§ Objective
Produce the listing below again, exactly as shown.

-- BEGIN Exercise input --

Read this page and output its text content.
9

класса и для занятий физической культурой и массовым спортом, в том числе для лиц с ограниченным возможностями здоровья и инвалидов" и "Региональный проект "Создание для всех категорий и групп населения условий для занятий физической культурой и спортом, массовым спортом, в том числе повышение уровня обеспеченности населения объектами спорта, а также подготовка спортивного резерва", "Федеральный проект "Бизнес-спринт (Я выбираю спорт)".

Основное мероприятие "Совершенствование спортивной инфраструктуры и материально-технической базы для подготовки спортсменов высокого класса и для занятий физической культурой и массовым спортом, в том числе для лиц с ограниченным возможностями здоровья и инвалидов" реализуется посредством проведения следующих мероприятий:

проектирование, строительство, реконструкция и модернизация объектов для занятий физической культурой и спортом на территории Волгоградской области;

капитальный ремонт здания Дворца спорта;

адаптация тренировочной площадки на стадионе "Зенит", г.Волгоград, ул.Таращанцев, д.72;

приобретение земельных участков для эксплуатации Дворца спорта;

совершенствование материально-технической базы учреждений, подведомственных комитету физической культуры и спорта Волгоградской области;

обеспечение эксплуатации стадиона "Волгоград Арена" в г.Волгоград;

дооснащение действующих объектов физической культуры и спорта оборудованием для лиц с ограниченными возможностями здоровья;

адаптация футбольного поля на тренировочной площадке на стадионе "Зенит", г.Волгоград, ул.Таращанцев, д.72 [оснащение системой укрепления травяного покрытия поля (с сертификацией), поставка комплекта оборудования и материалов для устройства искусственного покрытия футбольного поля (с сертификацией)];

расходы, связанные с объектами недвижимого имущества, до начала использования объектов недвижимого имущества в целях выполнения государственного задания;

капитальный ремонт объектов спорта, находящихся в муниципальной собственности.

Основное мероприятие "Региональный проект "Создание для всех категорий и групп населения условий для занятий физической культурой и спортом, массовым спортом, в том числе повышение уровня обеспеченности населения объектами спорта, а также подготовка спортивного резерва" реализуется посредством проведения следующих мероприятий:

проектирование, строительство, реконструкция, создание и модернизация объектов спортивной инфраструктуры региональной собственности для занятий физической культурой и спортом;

-- END Exercise input --

§ Task output
Read this page and output its text content.
9

класса и для занятий физической культурой и массовым спортом, в том числе для лиц с ограниченным возможностями здоровья и инвалидов" и "Региональный проект "Создание для всех категорий и групп населения условий для занятий физической культурой и спортом, массовым спортом, в том числе повышение уровня обеспеченности населения объектами спорта, а также подготовка спортивного резерва", "Федеральный проект "Бизнес-спринт (Я выбираю спорт)".

Основное мероприятие "Совершенствование спортивной инфраструктуры и материально-технической базы для подготовки спортсменов высокого класса и для занятий физической культурой и массовым спортом, в том числе для лиц с ограниченным возможностями здоровья и инвалидов" реализуется посредством проведения следующих мероприятий:

проектирование, строительство, реконструкция и модернизация объектов для занятий физической культурой и спортом на территории Волгоградской области;

капитальный ремонт здания Дворца спорта;

адаптация тренировочной площадки на стадионе "Зенит", г.Волгоград, ул.Таращанцев, д.72;

приобретение земельных участков для эксплуатации Дворца спорта;

совершенствование материально-технической базы учреждений, подведомственных комитету физической культуры и спорта Волгоградской области;

обеспечение эксплуатации стадиона "Волгоград Арена" в г.Волгоград;

дооснащение действующих объектов физической культуры и спорта оборудованием для лиц с ограниченными возможностями здоровья;

адаптация футбольного поля на тренировочной площадке на стадионе "Зенит", г.Волгоград, ул.Таращанцев, д.72 [оснащение системой укрепления травяного покрытия поля (с сертификацией), поставка комплекта оборудования и материалов для устройства искусственного покрытия футбольного поля (с сертификацией)];

расходы, связанные с объектами недвижимого имущества, до начала использования объектов недвижимого имущества в целях выполнения государственного задания;

капитальный ремонт объектов спорта, находящихся в муниципальной собственности.

Основное мероприятие "Региональный проект "Создание для всех категорий и групп населения условий для занятий физической культурой и спортом, массовым спортом, в том числе повышение уровня обеспеченности населения объектами спорта, а также подготовка спортивного резерва" реализуется посредством проведения следующих мероприятий:

проектирование, строительство, реконструкция, создание и модернизация объектов спортивной инфраструктуры региональной собственности для занятий физической культурой и спортом;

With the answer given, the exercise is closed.